● **What you have to do**: Transcribe the material in full, exactly as written.

Dataset records:
____

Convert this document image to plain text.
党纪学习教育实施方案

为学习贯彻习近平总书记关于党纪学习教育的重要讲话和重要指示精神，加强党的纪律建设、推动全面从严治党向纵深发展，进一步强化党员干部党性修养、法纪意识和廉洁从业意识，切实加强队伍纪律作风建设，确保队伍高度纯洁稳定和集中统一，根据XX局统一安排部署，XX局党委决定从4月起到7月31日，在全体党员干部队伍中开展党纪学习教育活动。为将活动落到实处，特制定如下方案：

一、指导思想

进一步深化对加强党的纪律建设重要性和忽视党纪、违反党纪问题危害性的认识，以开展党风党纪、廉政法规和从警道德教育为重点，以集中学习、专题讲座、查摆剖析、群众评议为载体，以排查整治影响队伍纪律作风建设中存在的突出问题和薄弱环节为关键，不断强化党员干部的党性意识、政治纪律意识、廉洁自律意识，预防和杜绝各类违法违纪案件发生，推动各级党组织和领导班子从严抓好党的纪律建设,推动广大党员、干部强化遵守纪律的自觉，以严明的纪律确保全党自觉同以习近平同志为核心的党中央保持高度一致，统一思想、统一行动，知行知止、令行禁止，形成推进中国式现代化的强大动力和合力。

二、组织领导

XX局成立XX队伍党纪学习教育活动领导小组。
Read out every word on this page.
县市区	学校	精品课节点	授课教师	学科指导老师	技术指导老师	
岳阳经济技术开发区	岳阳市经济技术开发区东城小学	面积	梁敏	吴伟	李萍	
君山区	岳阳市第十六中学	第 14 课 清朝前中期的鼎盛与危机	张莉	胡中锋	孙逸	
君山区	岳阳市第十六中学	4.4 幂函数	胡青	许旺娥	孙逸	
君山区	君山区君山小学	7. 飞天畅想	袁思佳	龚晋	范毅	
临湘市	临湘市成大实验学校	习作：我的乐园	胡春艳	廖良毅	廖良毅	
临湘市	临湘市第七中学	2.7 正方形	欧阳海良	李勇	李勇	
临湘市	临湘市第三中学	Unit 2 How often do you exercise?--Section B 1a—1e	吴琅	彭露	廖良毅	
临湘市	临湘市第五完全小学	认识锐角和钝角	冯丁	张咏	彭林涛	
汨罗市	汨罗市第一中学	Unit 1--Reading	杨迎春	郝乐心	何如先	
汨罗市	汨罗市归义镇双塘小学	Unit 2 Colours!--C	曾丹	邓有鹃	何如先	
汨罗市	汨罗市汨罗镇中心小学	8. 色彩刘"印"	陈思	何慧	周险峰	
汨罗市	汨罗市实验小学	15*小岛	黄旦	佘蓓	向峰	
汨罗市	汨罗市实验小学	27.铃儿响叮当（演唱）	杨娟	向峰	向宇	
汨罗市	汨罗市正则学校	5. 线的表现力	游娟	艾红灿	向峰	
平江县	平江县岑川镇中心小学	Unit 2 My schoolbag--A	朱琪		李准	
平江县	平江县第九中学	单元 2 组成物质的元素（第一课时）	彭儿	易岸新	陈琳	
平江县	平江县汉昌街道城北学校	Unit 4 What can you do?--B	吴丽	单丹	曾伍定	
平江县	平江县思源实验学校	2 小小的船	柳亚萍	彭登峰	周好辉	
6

____

● **Written response**:
Convert this document image to plain text.
党纪学习教育实施方案

为学习贯彻习近平总书记关于党纪学习教育的重要讲话和重要指示精神，加强党的纪律建设、推动全面从严治党向纵深发展，进一步强化党员干部党性修养、法纪意识和廉洁从业意识，切实加强队伍纪律作风建设，确保队伍高度纯洁稳定和集中统一，根据XX局统一安排部署，XX局党委决定从4月起到7月31日，在全体党员干部队伍中开展党纪学习教育活动。为将活动落到实处，特制定如下方案：

一、指导思想

进一步深化对加强党的纪律建设重要性和忽视党纪、违反党纪问题危害性的认识，以开展党风党纪、廉政法规和从警道德教育为重点，以集中学习、专题讲座、查摆剖析、群众评议为载体，以排查整治影响队伍纪律作风建设中存在的突出问题和薄弱环节为关键，不断强化党员干部的党性意识、政治纪律意识、廉洁自律意识，预防和杜绝各类违法违纪案件发生，推动各级党组织和领导班子从严抓好党的纪律建设,推动广大党员、干部强化遵守纪律的自觉，以严明的纪律确保全党自觉同以习近平同志为核心的党中央保持高度一致，统一思想、统一行动，知行知止、令行禁止，形成推进中国式现代化的强大动力和合力。

二、组织领导

XX局成立XX队伍党纪学习教育活动领导小组。
Read out every word on this page.
县市区	学校	精品课节点	授课教师	学科指导老师	技术指导老师	
岳阳经济技术开发区	岳阳市经济技术开发区东城小学	面积	梁敏	吴伟	李萍	
君山区	岳阳市第十六中学	第 14 课 清朝前中期的鼎盛与危机	张莉	胡中锋	孙逸	
君山区	岳阳市第十六中学	4.4 幂函数	胡青	许旺娥	孙逸	
君山区	君山区君山小学	7. 飞天畅想	袁思佳	龚晋	范毅	
临湘市	临湘市成大实验学校	习作：我的乐园	胡春艳	廖良毅	廖良毅	
临湘市	临湘市第七中学	2.7 正方形	欧阳海良	李勇	李勇	
临湘市	临湘市第三中学	Unit 2 How often do you exercise?--Section B 1a—1e	吴琅	彭露	廖良毅	
临湘市	临湘市第五完全小学	认识锐角和钝角	冯丁	张咏	彭林涛	
汨罗市	汨罗市第一中学	Unit 1--Reading	杨迎春	郝乐心	何如先	
汨罗市	汨罗市归义镇双塘小学	Unit 2 Colours!--C	曾丹	邓有鹃	何如先	
汨罗市	汨罗市汨罗镇中心小学	8. 色彩刘"印"	陈思	何慧	周险峰	
汨罗市	汨罗市实验小学	15*小岛	黄旦	佘蓓	向峰	
汨罗市	汨罗市实验小学	27.铃儿响叮当（演唱）	杨娟	向峰	向宇	
汨罗市	汨罗市正则学校	5. 线的表现力	游娟	艾红灿	向峰	
平江县	平江县岑川镇中心小学	Unit 2 My schoolbag--A	朱琪		李准	
平江县	平江县第九中学	单元 2 组成物质的元素（第一课时）	彭儿	易岸新	陈琳	
平江县	平江县汉昌街道城北学校	Unit 4 What can you do?--B	吴丽	单丹	曾伍定	
平江县	平江县思源实验学校	2 小小的船	柳亚萍	彭登峰	周好辉	
6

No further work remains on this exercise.